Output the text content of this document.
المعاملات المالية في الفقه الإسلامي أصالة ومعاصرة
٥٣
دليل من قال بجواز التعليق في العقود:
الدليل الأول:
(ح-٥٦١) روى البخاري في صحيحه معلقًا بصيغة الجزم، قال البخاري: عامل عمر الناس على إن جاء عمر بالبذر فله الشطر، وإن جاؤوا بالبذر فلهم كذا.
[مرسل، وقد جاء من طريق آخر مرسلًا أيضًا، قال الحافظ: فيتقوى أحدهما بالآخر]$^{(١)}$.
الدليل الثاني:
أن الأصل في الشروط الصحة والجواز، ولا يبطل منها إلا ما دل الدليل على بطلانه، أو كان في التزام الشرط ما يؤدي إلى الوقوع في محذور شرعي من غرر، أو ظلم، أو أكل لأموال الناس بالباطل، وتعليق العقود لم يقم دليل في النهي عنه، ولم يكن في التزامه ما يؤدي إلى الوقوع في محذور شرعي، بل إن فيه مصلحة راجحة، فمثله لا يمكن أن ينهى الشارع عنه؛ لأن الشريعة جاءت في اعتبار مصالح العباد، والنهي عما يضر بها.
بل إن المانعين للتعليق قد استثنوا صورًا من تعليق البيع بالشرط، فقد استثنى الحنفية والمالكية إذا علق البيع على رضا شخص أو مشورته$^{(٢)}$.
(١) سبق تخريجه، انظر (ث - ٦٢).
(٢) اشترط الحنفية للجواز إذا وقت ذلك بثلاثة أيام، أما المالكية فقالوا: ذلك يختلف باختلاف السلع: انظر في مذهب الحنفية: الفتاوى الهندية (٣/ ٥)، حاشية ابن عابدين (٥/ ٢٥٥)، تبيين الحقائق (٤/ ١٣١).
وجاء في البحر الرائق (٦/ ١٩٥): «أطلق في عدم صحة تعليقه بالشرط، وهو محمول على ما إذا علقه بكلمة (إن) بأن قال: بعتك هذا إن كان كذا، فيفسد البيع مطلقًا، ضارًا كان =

□ □ □

**Aim of the task**
Pick out each line that holds the string "بالشرط".

**Complete response**
بل إن المانعين للتعليق قد استثنوا صورًا من تعليق البيع بالشرط، فقد استثنى الحنفية والمالكية إذا علق البيع على رضا شخص أو مشورته$^{(٢)}$.
وجاء في البحر الرائق (٦/ ١٩٥): «أطلق في عدم صحة تعليقه بالشرط، وهو محمول على ما إذا علقه بكلمة (إن) بأن قال: بعتك هذا إن كان كذا، فيفسد البيع مطلقًا، ضارًا كان =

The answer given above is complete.